>> start

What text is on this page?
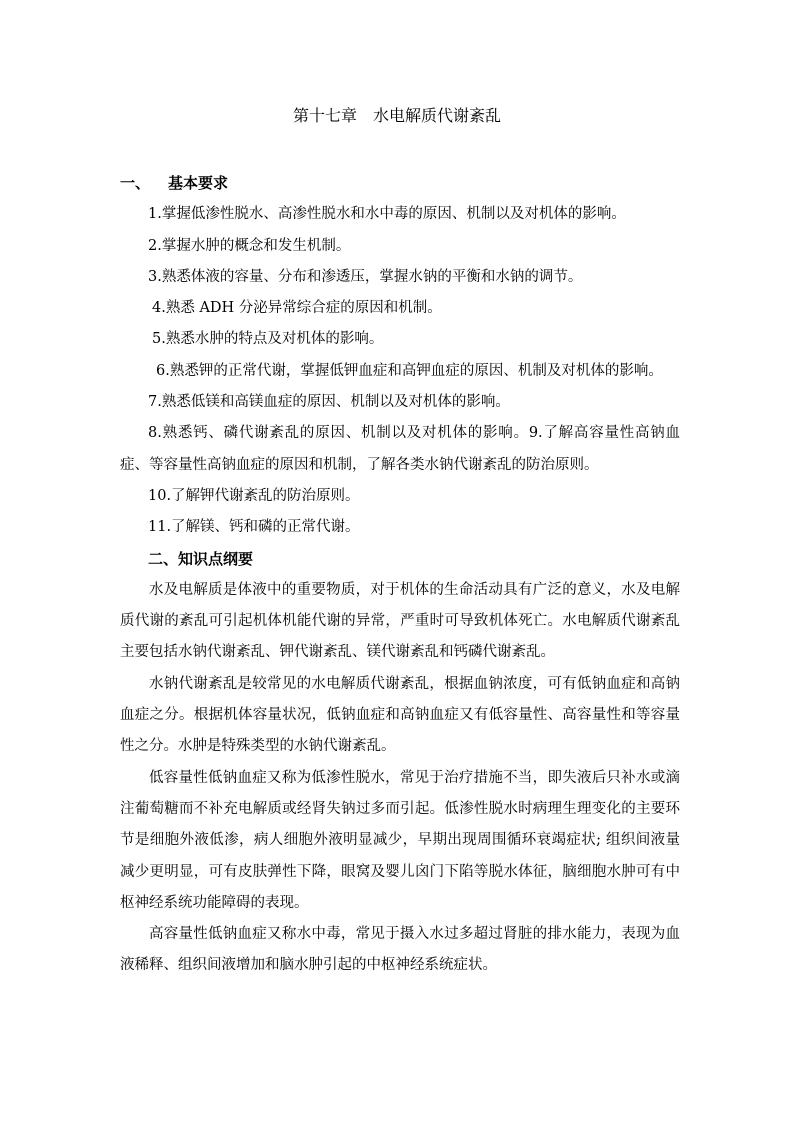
第十七章　水电解质代谢紊乱

一、 基本要求

1.掌握低渗性脱水、高渗性脱水和水中毒的原因、机制以及对机体的影响。

2.掌握水肿的概念和发生机制。

3.熟悉体液的容量、分布和渗透压，掌握水钠的平衡和水钠的调节。

4.熟悉 ADH 分泌异常综合症的原因和机制。

5.熟悉水肿的特点及对机体的影响。

6.熟悉钾的正常代谢，掌握低钾血症和高钾血症的原因、机制及对机体的影响。

7.熟悉低镁和高镁血症的原因、机制以及对机体的影响。

8.熟悉钙、磷代谢紊乱的原因、机制以及对机体的影响。9.了解高容量性高钠血症、等容量性高钠血症的原因和机制，了解各类水钠代谢紊乱的防治原则。

10.了解钾代谢紊乱的防治原则。

11.了解镁、钙和磷的正常代谢。

二、知识点纲要

水及电解质是体液中的重要物质，对于机体的生命活动具有广泛的意义，水及电解质代谢的紊乱可引起机体机能代谢的异常，严重时可导致机体死亡。水电解质代谢紊乱主要包括水钠代谢紊乱、钾代谢紊乱、镁代谢紊乱和钙磷代谢紊乱。

水钠代谢紊乱是较常见的水电解质代谢紊乱，根据血钠浓度，可有低钠血症和高钠血症之分。根据机体容量状况，低钠血症和高钠血症又有低容量性、高容量性和等容量性之分。水肿是特殊类型的水钠代谢紊乱。

低容量性低钠血症又称为低渗性脱水，常见于治疗措施不当，即失液后只补水或滴注葡萄糖而不补充电解质或经肾失钠过多而引起。低渗性脱水时病理生理变化的主要环节是细胞外液低渗，病人细胞外液明显减少，早期出现周围循环衰竭症状; 组织间液量减少更明显，可有皮肤弹性下降，眼窝及婴儿囟门下陷等脱水体征，脑细胞水肿可有中枢神经系统功能障碍的表现。

高容量性低钠血症又称水中毒，常见于摄入水过多超过肾脏的排水能力，表现为血液稀释、组织间液增加和脑水肿引起的中枢神经系统症状。
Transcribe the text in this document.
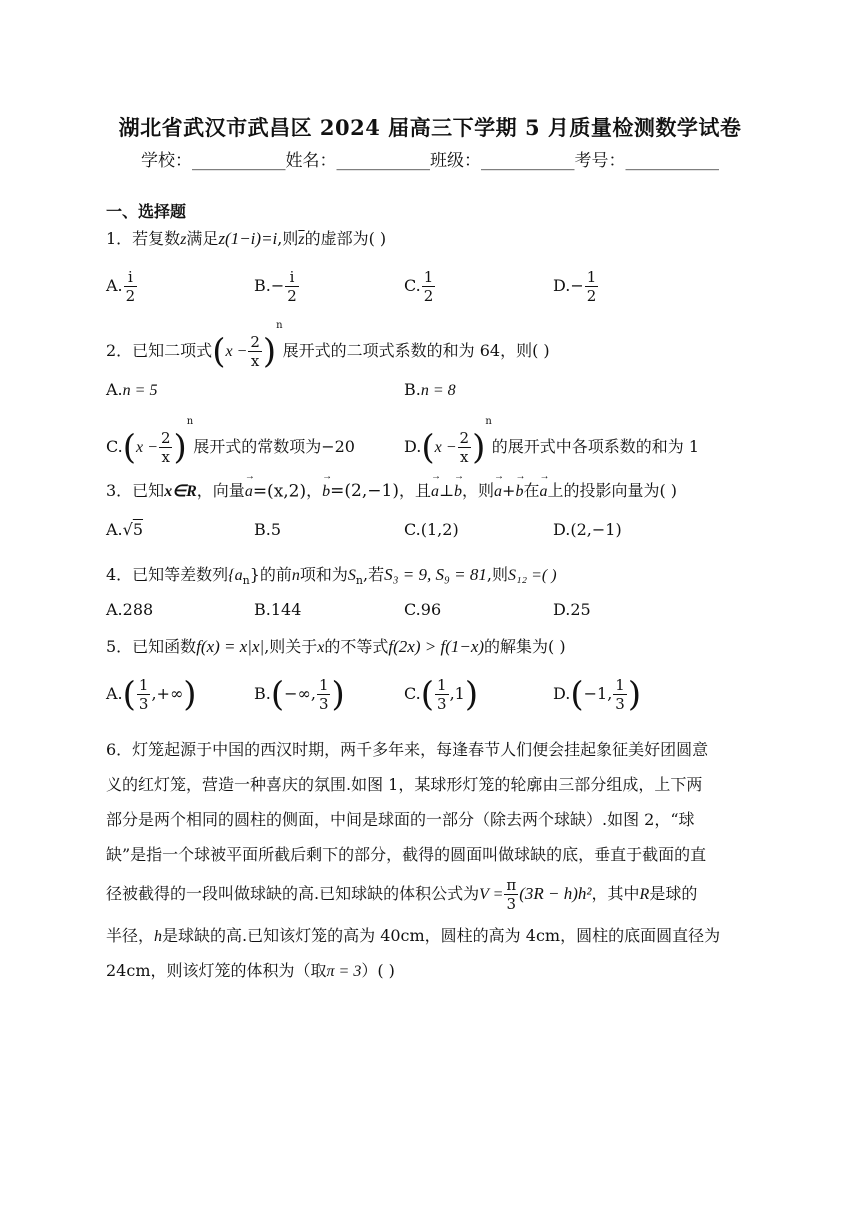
湖北省武汉市武昌区 2024 届高三下学期 5 月质量检测数学试卷
学校：___________姓名：___________班级：___________考号：___________
一、选择题
1．若复数z满足z(1−i)=i,则$\overline{z}$的虚部为( )
A. $\frac{i}{2}$	$B.- \frac{i}{2}$	C. $\frac{1}{2}$	$D.- \frac{1}{2}$
2．已知二项式$(x - \frac{2}{x} )^n$展开式的二项式系数的和为 64，则( )
A.n = 5	B.n = 8
$C.(x - \frac{2}{x} )^n$展开式的常数项为−20	$D.(x - \frac{2}{x} )^n$的展开式中各项系数的和为 1
3．已知x∈R，向量→ a=(x,2)，→ b=(2,−1)，且→ a⊥→ b，则→ a+→ b在→ a上的投影向量为( )
A.√5	B.5	C.(1,2)	D.(2,−1)
4．已知等差数列$\{a_n\}$的前n项和为$S_n$,若S₃ = 9, S₉ = 81,则S₁₂ =( )
A.288	B.144	C.96	D.25
5．已知函数f(x) = x|x|,则关于x的不等式f(2x) > f(1−x)的解集为( )
$A.( \frac{1}{3}$ ,+∞)	B.(−∞, $\frac{1}{3}$ )	$C.( \frac{1}{3} ,1)$	D.(−1, $\frac{1}{3}$ )
6．灯笼起源于中国的西汉时期，两千多年来，每逢春节人们便会挂起象征美好团圆意
义的红灯笼，营造一种喜庆的氛围.如图 1，某球形灯笼的轮廓由三部分组成，上下两
部分是两个相同的圆柱的侧面，中间是球面的一部分（除去两个球缺）.如图 2，“球
缺”是指一个球被平面所截后剩下的部分，截得的圆面叫做球缺的底，垂直于截面的直
径被截得的一段叫做球缺的高.已知球缺的体积公式为$V = \frac{\pi}{3} (3R - h)h^2$，其中R是球的
半径，h是球缺的高.已知该灯笼的高为 40cm，圆柱的高为 4cm，圆柱的底面圆直径为
24cm，则该灯笼的体积为（取π = 3）( )
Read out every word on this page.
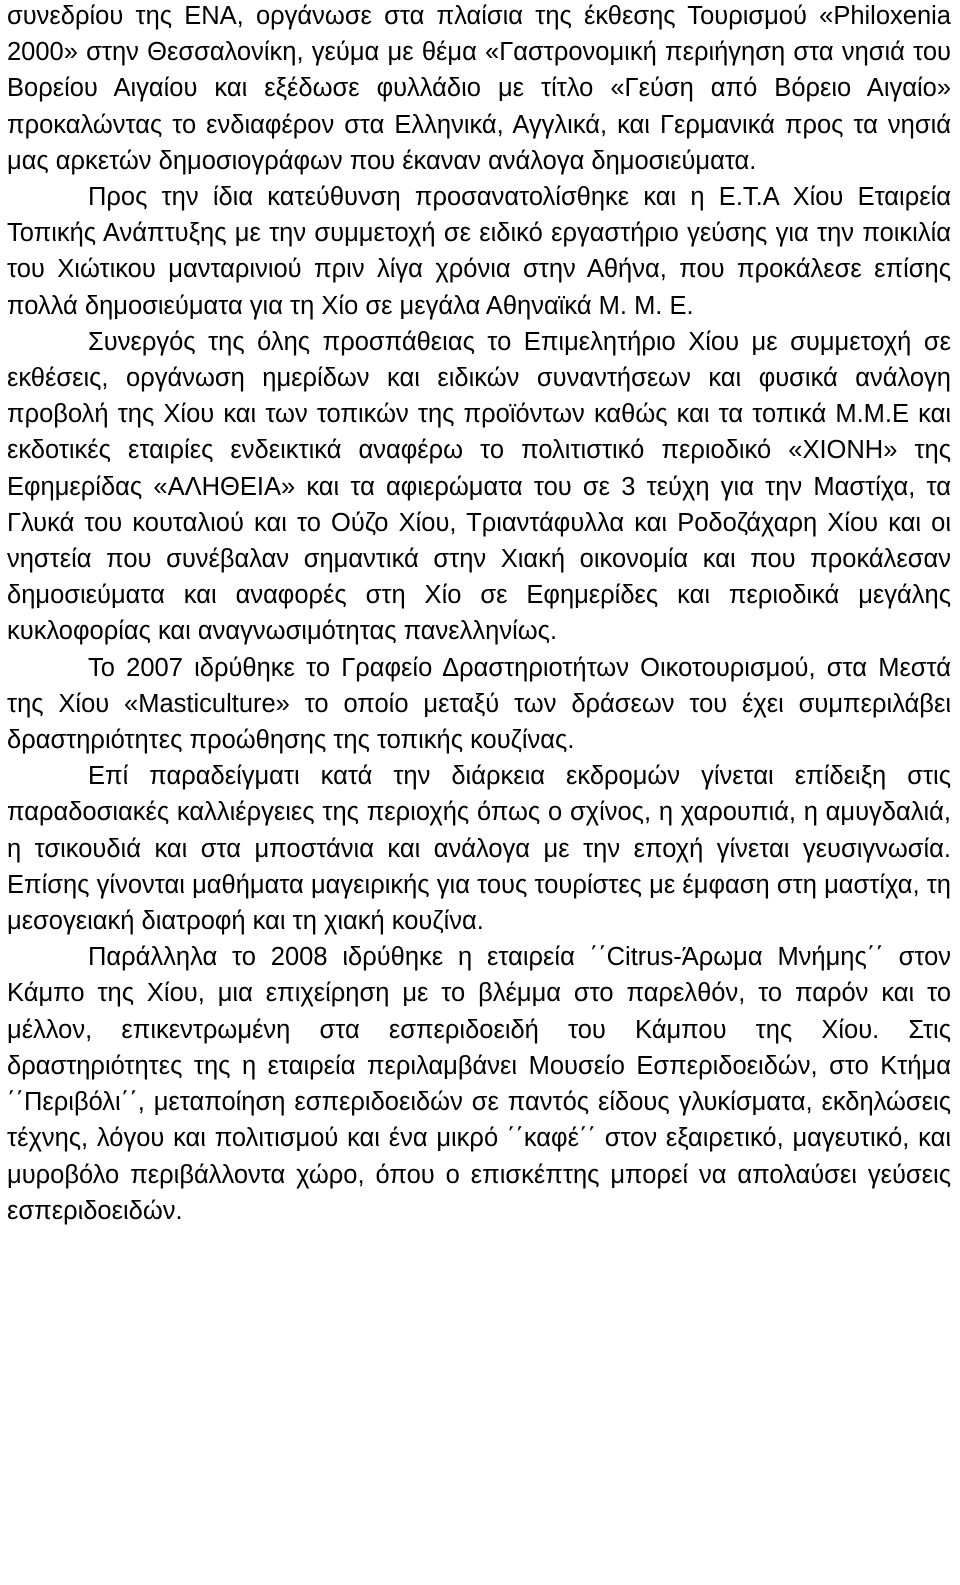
συνεδρίου της ΕΝΑ, οργάνωσε στα πλαίσια της έκθεσης Τουρισμού «Philoxenia 2000» στην Θεσσαλονίκη, γεύμα με θέμα «Γαστρονομική περιήγηση στα νησιά του Βορείου Αιγαίου και εξέδωσε φυλλάδιο με τίτλο «Γεύση από Βόρειο Αιγαίο» προκαλώντας το ενδιαφέρον στα Ελληνικά, Αγγλικά, και Γερμανικά προς τα νησιά μας αρκετών δημοσιογράφων που έκαναν ανάλογα δημοσιεύματα.

Προς την ίδια κατεύθυνση προσανατολίσθηκε και η Ε.Τ.Α Χίου Εταιρεία Τοπικής Ανάπτυξης με την συμμετοχή σε ειδικό εργαστήριο γεύσης για την ποικιλία του Χιώτικου μανταρινιού πριν λίγα χρόνια στην Αθήνα, που προκάλεσε επίσης πολλά δημοσιεύματα για τη Χίο σε μεγάλα Αθηναϊκά Μ. Μ. Ε.

Συνεργός της όλης προσπάθειας το Επιμελητήριο Χίου με συμμετοχή σε εκθέσεις, οργάνωση ημερίδων και ειδικών συναντήσεων και φυσικά ανάλογη προβολή της Χίου και των τοπικών της προϊόντων καθώς και τα τοπικά Μ.Μ.Ε και εκδοτικές εταιρίες ενδεικτικά αναφέρω το πολιτιστικό περιοδικό «ΧΙΟΝΗ» της Εφημερίδας «ΑΛΗΘΕΙΑ» και τα αφιερώματα του σε 3 τεύχη για την Μαστίχα, τα Γλυκά του κουταλιού και το Ούζο Χίου, Τριαντάφυλλα και Ροδοζάχαρη Χίου και οι νηστεία που συνέβαλαν σημαντικά στην Χιακή οικονομία και που προκάλεσαν δημοσιεύματα και αναφορές στη Χίο σε Εφημερίδες και περιοδικά μεγάλης κυκλοφορίας και αναγνωσιμότητας πανελληνίως.

Το 2007 ιδρύθηκε το Γραφείο Δραστηριοτήτων Οικοτουρισμού, στα Μεστά της Χίου «Masticulture» το οποίο μεταξύ των δράσεων του έχει συμπεριλάβει δραστηριότητες προώθησης της τοπικής κουζίνας.

Επί παραδείγματι κατά την διάρκεια εκδρομών γίνεται επίδειξη στις παραδοσιακές καλλιέργειες της περιοχής όπως ο σχίνος, η χαρουπιά, η αμυγδαλιά, η τσικουδιά και στα μποστάνια και ανάλογα με την εποχή γίνεται γευσιγνωσία. Επίσης γίνονται μαθήματα μαγειρικής για τους τουρίστες με έμφαση στη μαστίχα, τη μεσογειακή διατροφή και τη χιακή κουζίνα.

Παράλληλα το 2008 ιδρύθηκε η εταιρεία ΄΄Citrus-Άρωμα Μνήμης΄΄ στον Κάμπο της Χίου, μια επιχείρηση με το βλέμμα στο παρελθόν, το παρόν και το μέλλον, επικεντρωμένη στα εσπεριδοειδή του Κάμπου της Χίου. Στις δραστηριότητες της η εταιρεία περιλαμβάνει Μουσείο Εσπεριδοειδών, στο Κτήμα ΄΄Περιβόλι΄΄, μεταποίηση εσπεριδοειδών σε παντός είδους γλυκίσματα, εκδηλώσεις τέχνης, λόγου και πολιτισμού και ένα μικρό ΄΄καφέ΄΄ στον εξαιρετικό, μαγευτικό, και μυροβόλο περιβάλλοντα χώρο, όπου ο επισκέπτης μπορεί να απολαύσει γεύσεις εσπεριδοειδών.
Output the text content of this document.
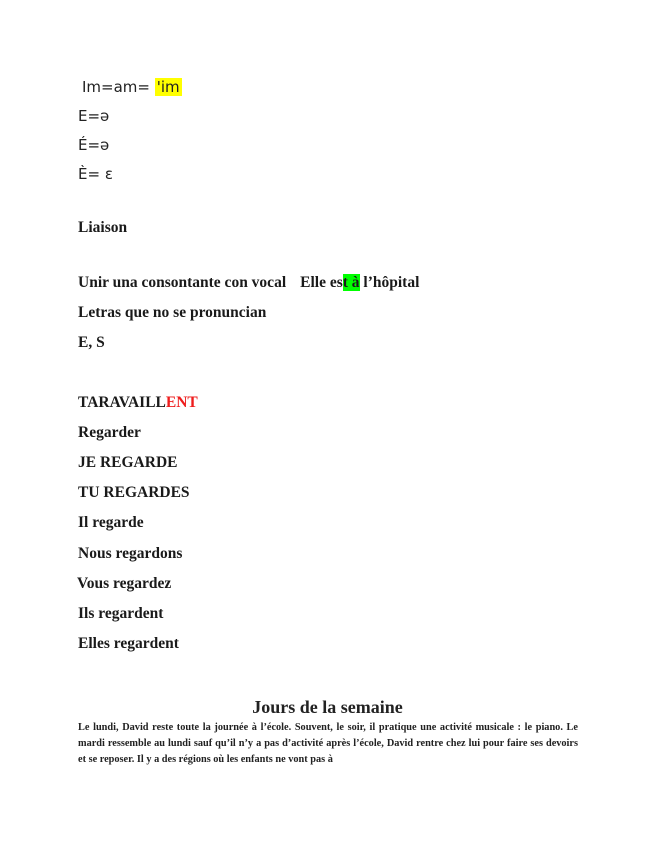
Im=am= 'im
E=ə
É=ə
È= ε
Liaison
Unir una consontante con vocal Elle est à l’hôpital
Letras que no se pronuncian
E, S
TARAVAILLENT
Regarder
JE REGARDE
TU REGARDES
Il regarde
Nous regardons
Vous regardez
Ils regardent
Elles regardent
Jours de la semaine
Le lundi, David reste toute la journée à l’école. Souvent, le soir, il pratique une activité musicale : le piano. Le mardi ressemble au lundi sauf qu’il n’y a pas d’activité après l’école, David rentre chez lui pour faire ses devoirs et se reposer. Il y a des régions où les enfants ne vont pas à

>> end

§ **Goal**
Without the pictures, retype exactly the lines from the one that holds "Output the text content of this document." to the last line of the data above, both of them included.

§ **Response to the exercise**
Output the text content of this document.
Im=am= 'im
E=ə
É=ə
È= ε
Liaison
Unir una consontante con vocal Elle est à l’hôpital
Letras que no se pronuncian
E, S
TARAVAILLENT
Regarder
JE REGARDE
TU REGARDES
Il regarde
Nous regardons
Vous regardez
Ils regardent
Elles regardent
Jours de la semaine
Le lundi, David reste toute la journée à l’école. Souvent, le soir, il pratique une activité musicale : le piano. Le mardi ressemble au lundi sauf qu’il n’y a pas d’activité après l’école, David rentre chez lui pour faire ses devoirs et se reposer. Il y a des régions où les enfants ne vont pas à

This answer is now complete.